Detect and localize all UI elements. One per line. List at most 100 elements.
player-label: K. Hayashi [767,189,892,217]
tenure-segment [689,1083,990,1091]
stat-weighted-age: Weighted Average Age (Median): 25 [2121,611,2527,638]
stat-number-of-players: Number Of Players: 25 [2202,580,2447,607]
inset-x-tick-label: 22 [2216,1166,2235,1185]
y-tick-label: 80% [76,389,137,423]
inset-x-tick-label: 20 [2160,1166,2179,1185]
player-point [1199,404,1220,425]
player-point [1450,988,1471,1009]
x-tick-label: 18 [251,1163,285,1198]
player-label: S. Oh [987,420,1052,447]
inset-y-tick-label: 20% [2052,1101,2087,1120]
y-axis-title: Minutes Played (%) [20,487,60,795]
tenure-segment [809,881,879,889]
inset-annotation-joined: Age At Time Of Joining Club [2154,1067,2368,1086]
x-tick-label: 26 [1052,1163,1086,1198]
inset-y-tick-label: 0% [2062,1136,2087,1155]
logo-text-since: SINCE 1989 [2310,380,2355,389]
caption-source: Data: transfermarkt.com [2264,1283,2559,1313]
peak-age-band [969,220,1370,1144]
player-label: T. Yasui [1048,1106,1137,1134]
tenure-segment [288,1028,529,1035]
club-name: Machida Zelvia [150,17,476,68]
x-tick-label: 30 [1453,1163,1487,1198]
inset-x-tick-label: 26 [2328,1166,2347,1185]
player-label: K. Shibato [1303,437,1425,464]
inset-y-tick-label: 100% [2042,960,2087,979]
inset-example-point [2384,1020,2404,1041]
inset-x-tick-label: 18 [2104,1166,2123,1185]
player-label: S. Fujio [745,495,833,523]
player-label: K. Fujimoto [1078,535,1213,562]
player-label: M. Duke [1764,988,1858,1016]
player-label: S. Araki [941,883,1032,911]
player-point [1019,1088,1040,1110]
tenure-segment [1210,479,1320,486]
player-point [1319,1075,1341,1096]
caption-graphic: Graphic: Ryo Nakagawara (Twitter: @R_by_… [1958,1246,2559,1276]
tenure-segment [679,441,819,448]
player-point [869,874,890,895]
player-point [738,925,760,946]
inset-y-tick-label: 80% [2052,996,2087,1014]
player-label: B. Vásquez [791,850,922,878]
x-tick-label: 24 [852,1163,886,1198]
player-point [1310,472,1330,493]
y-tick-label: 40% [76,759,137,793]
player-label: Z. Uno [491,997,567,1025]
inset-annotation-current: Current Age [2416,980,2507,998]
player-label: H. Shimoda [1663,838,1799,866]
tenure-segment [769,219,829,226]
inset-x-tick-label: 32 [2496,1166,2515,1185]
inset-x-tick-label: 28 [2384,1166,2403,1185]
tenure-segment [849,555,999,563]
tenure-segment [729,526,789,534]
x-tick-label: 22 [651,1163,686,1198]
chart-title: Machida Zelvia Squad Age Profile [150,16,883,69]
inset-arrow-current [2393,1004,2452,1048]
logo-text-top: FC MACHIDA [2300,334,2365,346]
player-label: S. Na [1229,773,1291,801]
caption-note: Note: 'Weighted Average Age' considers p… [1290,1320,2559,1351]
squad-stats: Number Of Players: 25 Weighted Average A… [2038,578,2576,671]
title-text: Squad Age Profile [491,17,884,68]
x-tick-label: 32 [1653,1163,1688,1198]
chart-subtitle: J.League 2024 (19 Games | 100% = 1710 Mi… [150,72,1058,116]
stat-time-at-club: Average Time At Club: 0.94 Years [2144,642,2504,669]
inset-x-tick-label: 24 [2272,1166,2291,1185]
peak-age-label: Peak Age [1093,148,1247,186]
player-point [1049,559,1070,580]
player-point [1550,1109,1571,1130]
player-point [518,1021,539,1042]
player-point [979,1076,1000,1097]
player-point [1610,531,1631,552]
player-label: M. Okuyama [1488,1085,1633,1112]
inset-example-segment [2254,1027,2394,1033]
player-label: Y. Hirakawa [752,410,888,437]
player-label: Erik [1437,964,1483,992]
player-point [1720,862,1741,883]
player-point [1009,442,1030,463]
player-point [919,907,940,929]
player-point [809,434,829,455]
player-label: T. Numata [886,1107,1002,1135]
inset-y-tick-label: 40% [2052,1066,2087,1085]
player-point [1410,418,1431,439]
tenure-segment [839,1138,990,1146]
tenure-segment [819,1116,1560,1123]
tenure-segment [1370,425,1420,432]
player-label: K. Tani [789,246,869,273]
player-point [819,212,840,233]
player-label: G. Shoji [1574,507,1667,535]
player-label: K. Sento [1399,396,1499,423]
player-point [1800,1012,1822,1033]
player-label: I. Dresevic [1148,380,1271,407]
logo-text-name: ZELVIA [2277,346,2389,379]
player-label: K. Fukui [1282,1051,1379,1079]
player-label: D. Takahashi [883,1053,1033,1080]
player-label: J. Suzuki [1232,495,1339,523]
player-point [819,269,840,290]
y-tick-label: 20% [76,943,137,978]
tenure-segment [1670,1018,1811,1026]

*STATED EXERCISE*
Recast every line of the items above as a numbered list, omitting any blank lines.

*SOLUTION*
1. Detect and localize all UI elements. One per line. List at most 100 elements.
2. player-label: K. Hayashi [767,189,892,217]
3. tenure-segment [689,1083,990,1091]
4. stat-weighted-age: Weighted Average Age (Median): 25 [2121,611,2527,638]
5. stat-number-of-players: Number Of Players: 25 [2202,580,2447,607]
6. inset-x-tick-label: 22 [2216,1166,2235,1185]
7. y-tick-label: 80% [76,389,137,423]
8. inset-x-tick-label: 20 [2160,1166,2179,1185]
9. player-point [1199,404,1220,425]
10. player-point [1450,988,1471,1009]
11. x-tick-label: 18 [251,1163,285,1198]
12. player-label: S. Oh [987,420,1052,447]
13. inset-y-tick-label: 20% [2052,1101,2087,1120]
14. y-axis-title: Minutes Played (%) [20,487,60,795]
15. tenure-segment [809,881,879,889]
16. inset-annotation-joined: Age At Time Of Joining Club [2154,1067,2368,1086]
17. x-tick-label: 26 [1052,1163,1086,1198]
18. inset-y-tick-label: 0% [2062,1136,2087,1155]
19. logo-text-since: SINCE 1989 [2310,380,2355,389]
20. caption-source: Data: transfermarkt.com [2264,1283,2559,1313]
21. peak-age-band [969,220,1370,1144]
22. player-label: T. Yasui [1048,1106,1137,1134]
23. tenure-segment [288,1028,529,1035]
24. club-name: Machida Zelvia [150,17,476,68]
25. x-tick-label: 30 [1453,1163,1487,1198]
26. inset-x-tick-label: 26 [2328,1166,2347,1185]
27. player-label: K. Shibato [1303,437,1425,464]
28. inset-y-tick-label: 100% [2042,960,2087,979]
29. inset-example-point [2384,1020,2404,1041]
30. inset-x-tick-label: 18 [2104,1166,2123,1185]
31. player-label: S. Fujio [745,495,833,523]
32. player-label: K. Fujimoto [1078,535,1213,562]
33. player-label: M. Duke [1764,988,1858,1016]
34. player-label: S. Araki [941,883,1032,911]
35. player-point [1019,1088,1040,1110]
36. tenure-segment [1210,479,1320,486]
37. player-point [1319,1075,1341,1096]
38. caption-graphic: Graphic: Ryo Nakagawara (Twitter: @R_by_… [1958,1246,2559,1276]
39. tenure-segment [679,441,819,448]
40. player-point [869,874,890,895]
41. player-point [738,925,760,946]
42. inset-y-tick-label: 80% [2052,996,2087,1014]
43. player-label: B. Vásquez [791,850,922,878]
44. x-tick-label: 24 [852,1163,886,1198]
45. player-point [1310,472,1330,493]
46. y-tick-label: 40% [76,759,137,793]
47. player-label: Z. Uno [491,997,567,1025]
48. inset-annotation-current: Current Age [2416,980,2507,998]
49. player-label: H. Shimoda [1663,838,1799,866]
50. tenure-segment [769,219,829,226]
51. inset-x-tick-label: 32 [2496,1166,2515,1185]
52. inset-x-tick-label: 28 [2384,1166,2403,1185]
53. tenure-segment [849,555,999,563]
54. tenure-segment [729,526,789,534]
55. x-tick-label: 22 [651,1163,686,1198]
56. chart-title: Machida Zelvia Squad Age Profile [150,16,883,69]
57. inset-arrow-current [2393,1004,2452,1048]
58. logo-text-top: FC MACHIDA [2300,334,2365,346]
59. player-label: S. Na [1229,773,1291,801]
60. caption-note: Note: 'Weighted Average Age' considers p… [1290,1320,2559,1351]
61. squad-stats: Number Of Players: 25 Weighted Average A… [2038,578,2576,671]
62. title-text: Squad Age Profile [491,17,884,68]
63. x-tick-label: 32 [1653,1163,1688,1198]
64. chart-subtitle: J.League 2024 (19 Games | 100% = 1710 Mi… [150,72,1058,116]
65. stat-time-at-club: Average Time At Club: 0.94 Years [2144,642,2504,669]
66. inset-x-tick-label: 24 [2272,1166,2291,1185]
67. peak-age-label: Peak Age [1093,148,1247,186]
68. player-point [1049,559,1070,580]
69. player-point [1550,1109,1571,1130]
70. player-point [518,1021,539,1042]
71. player-point [979,1076,1000,1097]
72. player-point [1610,531,1631,552]
73. player-label: M. Okuyama [1488,1085,1633,1112]
74. inset-example-segment [2254,1027,2394,1033]
75. player-label: Y. Hirakawa [752,410,888,437]
76. player-label: Erik [1437,964,1483,992]
77. player-point [1720,862,1741,883]
78. player-point [1009,442,1030,463]
79. player-point [919,907,940,929]
80. player-point [809,434,829,455]
81. player-label: T. Numata [886,1107,1002,1135]
82. inset-y-tick-label: 40% [2052,1066,2087,1085]
83. player-point [1410,418,1431,439]
84. tenure-segment [839,1138,990,1146]
85. tenure-segment [819,1116,1560,1123]
86. tenure-segment [1370,425,1420,432]
87. player-label: K. Tani [789,246,869,273]
88. player-point [819,212,840,233]
89. player-label: G. Shoji [1574,507,1667,535]
90. player-label: K. Sento [1399,396,1499,423]
91. player-point [1800,1012,1822,1033]
92. player-label: I. Dresevic [1148,380,1271,407]
93. logo-text-name: ZELVIA [2277,346,2389,379]
94. player-label: K. Fukui [1282,1051,1379,1079]
95. player-label: D. Takahashi [883,1053,1033,1080]
96. player-label: J. Suzuki [1232,495,1339,523]
97. player-point [819,269,840,290]
98. y-tick-label: 20% [76,943,137,978]
99. tenure-segment [1670,1018,1811,1026]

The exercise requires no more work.